機器通信の動作を説明した文書から、「図7に示す動作は、例えば」から「入出力機器30に送信される。」までをすべて、一字も変えずに出力せよ。

***** 文書の一部

図6に示す動作は、例えば初めて機器通信システム1が構築された際に実行される。
【0039】
管理コントローラ10の識別部103は、接続機器検出フレームを通信対象となる全ての機器にブロードキャストする(ステップS101)。
【0040】
識別部103は、通信部100が接続機器検出フレームに対する応答の機器情報を受信するのを待ち受ける(ステップS102)。
【0041】
通信部100がステップS102にて応答の機器情報を受信すると、識別部103は、機器情報に基づいて、応答した機器がマルチキャスト通信に対応しているか否かを識別する(ステップS103)。
【0042】
識別部103は、ステップS103の識別結果を示す情報を記憶部104に保存する(ステップS104)。
【0043】
識別部103は、通信対象となる全ての機器から機器情報を受信したか否かを判定する(ステップS105)。全ての機器からは機器情報を受信していないとき(ステップS105:No)、識別部103はステップS102からの動作を繰り返す。全ての機器から機器情報を受信したとき(ステップS105:Yes)、識別部103は機器識別の動作を終了する。
【0044】
次に、
図7を参照しながら、管理コントローラ10による機器通信の動作の一例を説明する。
図7に示す動作は、例えば
図6に示す動作の終了後に実行される。
【0045】
管理コントローラ10の通信制御部101は、現在時刻が第1タイムスロットTS1の開始時点を経過するまで待機する(ステップS201)。
【0046】
ステップS201にて現在時刻が第1タイムスロットTS1の開始時点を経過すると、転送部102は、入出力機器30に送信するデータを記憶部104のサイクリックメモリから読み込む(ステップS202)。読み込んだデータは、通信制御部101に出力される。
【0047】
通信制御部101は、通信部100を制御して、ユニキャスト通信で入出力機器30と通信する(ステップS203)。ステップS202にて読み込んだデータは、このステップにて入出力機器30に送信される。
【0048】
転送部102は、ステップS203にて通信部100が入出力機器30から受信したデータを記憶部104のサイクリックメモリに保存する(ステップS204)。
【0049】
通信制御部101は、現在時刻が第2タイムスロットTS2の開始時点を経過するまで待機する(ステップS205)。
【0050】
ステップS205にて現在時刻が第2タイムスロットTS2の開始時点を経過すると、転送部102は、一般コントローラ20に送信するデータを記憶部104のサイクリックメモリから読み込む(ステップS206)。読み込んだデータは、通信制御部101に出力される。
【0051】
通信制御部101は、通信部100を制御して、マルチキャスト通信で一般コントローラ20と通信する(ステップS207)。ステップS206にて読み込んだデータは、このステップにて一般コントローラ20に送信される。
【0052】
転送部102は、ステップS207にて通信部100が一般コントローラ20から受信したデータを記憶部104のサイクリックメモリに保存する(ステップS208)。そして通信制御部101は、ステップS201からの動作を繰り返す。
【0053】
以上、実施の形態に係る機器通信システム1を説明した。機器通信システム1によれば、管理コントローラ10が転送部102により各機器から受信したデータを適切なタイミングで適切に転送するので、マルチキャスト通信に対応する機器とマルチキャスト通信に非対応の機器とが混在するネットワークにおいてユーザの利便性がよい。例えば、機器通信システム1によれば、ユーザがマルチキャスト通信非対応の入出力機器30からマルチキャスト通信対応の一般コントローラ20へのデータ送信が必要なときに、ユーザが専用のプログラムを作成して対応する必要がないため、ユーザの利便性がよい。

**********
***** 資料の抜粋

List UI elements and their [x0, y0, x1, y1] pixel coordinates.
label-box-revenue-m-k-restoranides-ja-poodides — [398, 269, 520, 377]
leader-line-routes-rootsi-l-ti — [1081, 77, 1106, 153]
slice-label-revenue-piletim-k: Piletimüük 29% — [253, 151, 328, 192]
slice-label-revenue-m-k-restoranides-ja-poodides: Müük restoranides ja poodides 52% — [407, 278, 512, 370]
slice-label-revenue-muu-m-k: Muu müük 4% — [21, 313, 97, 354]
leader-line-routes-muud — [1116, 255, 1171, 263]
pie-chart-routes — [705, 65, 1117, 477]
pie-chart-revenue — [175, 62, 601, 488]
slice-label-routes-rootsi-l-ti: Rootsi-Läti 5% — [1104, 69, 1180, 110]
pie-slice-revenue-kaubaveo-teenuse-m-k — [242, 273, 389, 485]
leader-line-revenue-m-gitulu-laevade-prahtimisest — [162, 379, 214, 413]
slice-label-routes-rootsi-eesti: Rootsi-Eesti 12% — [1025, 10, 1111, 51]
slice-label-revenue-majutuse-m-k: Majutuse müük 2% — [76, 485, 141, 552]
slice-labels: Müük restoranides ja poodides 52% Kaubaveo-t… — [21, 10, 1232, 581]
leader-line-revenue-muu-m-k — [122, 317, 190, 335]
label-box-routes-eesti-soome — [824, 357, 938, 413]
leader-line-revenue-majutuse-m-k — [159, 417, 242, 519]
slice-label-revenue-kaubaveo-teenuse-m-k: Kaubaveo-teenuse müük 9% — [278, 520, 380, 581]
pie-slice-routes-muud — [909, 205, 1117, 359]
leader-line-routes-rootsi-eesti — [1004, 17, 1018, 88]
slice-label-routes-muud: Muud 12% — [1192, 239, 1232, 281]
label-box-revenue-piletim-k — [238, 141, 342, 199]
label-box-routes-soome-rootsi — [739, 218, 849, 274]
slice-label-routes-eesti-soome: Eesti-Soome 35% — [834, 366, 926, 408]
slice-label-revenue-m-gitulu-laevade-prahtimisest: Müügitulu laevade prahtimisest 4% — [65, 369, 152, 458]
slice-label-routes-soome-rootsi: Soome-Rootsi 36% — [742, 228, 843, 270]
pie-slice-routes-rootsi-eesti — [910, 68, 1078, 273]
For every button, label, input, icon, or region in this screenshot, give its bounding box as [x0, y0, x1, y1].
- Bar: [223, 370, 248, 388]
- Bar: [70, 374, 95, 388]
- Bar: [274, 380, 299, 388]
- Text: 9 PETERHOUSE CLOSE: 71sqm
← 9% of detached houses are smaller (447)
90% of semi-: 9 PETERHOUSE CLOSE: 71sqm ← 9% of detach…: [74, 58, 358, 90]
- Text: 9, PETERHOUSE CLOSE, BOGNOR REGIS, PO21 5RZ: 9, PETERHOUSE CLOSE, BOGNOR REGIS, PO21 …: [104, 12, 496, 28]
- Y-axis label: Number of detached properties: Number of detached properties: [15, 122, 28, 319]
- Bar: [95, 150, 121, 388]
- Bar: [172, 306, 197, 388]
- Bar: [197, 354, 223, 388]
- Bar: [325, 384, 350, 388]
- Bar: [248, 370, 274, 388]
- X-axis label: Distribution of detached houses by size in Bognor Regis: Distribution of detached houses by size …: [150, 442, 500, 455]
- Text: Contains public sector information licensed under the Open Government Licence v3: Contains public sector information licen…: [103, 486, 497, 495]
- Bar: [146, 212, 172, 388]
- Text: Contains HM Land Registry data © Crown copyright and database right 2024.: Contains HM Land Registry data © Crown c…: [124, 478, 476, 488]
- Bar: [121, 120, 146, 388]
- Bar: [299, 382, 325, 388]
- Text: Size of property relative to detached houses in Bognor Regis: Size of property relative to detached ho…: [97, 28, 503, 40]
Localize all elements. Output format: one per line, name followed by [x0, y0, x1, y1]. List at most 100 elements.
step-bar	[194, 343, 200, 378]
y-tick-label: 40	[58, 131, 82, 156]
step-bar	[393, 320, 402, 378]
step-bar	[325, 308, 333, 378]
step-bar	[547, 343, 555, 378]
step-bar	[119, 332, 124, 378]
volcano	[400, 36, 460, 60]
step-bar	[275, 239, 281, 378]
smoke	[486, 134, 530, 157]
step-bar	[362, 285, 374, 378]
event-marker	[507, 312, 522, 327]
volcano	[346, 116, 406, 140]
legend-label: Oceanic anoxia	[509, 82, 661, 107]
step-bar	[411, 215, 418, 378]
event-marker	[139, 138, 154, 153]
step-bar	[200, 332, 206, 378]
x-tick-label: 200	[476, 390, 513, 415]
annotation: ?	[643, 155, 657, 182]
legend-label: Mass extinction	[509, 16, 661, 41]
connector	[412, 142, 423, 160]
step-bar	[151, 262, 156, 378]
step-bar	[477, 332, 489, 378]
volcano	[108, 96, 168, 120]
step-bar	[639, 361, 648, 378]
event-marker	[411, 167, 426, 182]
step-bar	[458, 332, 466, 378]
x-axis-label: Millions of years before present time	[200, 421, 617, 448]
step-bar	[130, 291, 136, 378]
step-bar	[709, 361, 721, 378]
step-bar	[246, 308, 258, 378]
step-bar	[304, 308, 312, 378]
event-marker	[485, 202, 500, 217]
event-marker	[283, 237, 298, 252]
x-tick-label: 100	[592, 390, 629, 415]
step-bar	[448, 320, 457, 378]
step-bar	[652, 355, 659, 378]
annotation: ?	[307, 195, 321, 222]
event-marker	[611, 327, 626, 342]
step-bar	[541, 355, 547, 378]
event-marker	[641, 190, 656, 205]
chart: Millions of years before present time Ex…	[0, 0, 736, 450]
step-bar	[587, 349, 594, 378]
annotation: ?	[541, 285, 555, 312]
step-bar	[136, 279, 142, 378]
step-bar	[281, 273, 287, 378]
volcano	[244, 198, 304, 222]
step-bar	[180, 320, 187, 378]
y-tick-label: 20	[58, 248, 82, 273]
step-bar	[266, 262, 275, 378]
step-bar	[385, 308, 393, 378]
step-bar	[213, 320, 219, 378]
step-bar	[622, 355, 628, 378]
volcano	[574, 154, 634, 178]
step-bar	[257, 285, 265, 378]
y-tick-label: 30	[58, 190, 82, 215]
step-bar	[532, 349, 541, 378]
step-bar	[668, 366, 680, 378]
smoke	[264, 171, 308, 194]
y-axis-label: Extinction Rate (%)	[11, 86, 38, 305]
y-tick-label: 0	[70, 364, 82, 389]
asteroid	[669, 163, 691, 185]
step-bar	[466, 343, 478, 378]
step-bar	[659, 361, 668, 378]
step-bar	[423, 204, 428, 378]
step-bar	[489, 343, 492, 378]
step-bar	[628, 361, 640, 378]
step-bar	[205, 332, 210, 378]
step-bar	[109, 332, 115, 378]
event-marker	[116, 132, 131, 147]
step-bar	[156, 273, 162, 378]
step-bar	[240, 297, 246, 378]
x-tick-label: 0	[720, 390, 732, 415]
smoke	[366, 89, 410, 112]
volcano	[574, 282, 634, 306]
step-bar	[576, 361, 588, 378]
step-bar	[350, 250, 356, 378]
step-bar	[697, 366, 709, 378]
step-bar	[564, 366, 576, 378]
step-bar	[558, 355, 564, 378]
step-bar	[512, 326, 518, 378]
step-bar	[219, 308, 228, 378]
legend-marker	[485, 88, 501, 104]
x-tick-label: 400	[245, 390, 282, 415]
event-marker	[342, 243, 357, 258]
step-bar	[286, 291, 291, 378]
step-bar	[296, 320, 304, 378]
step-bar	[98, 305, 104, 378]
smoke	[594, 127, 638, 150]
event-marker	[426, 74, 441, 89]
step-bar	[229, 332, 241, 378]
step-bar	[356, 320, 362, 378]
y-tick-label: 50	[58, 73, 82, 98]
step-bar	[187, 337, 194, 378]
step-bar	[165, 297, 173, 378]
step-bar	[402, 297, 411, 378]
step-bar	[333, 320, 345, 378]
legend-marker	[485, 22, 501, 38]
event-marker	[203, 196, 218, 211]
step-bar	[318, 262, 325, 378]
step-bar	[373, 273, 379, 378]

**********

- **以下の解答**:
図7に示す動作は、例えば
図6に示す動作の終了後に実行される。
【0045】
管理コントローラ10の通信制御部101は、現在時刻が第1タイムスロットTS1の開始時点を経過するまで待機する(ステップS201)。
【0046】
ステップS201にて現在時刻が第1タイムスロットTS1の開始時点を経過すると、転送部102は、入出力機器30に送信するデータを記憶部104のサイクリックメモリから読み込む(ステップS202)。読み込んだデータは、通信制御部101に出力される。
【0047】
通信制御部101は、通信部100を制御して、ユニキャスト通信で入出力機器30と通信する(ステップS203)。ステップS202にて読み込んだデータは、このステップにて入出力機器30に送信される。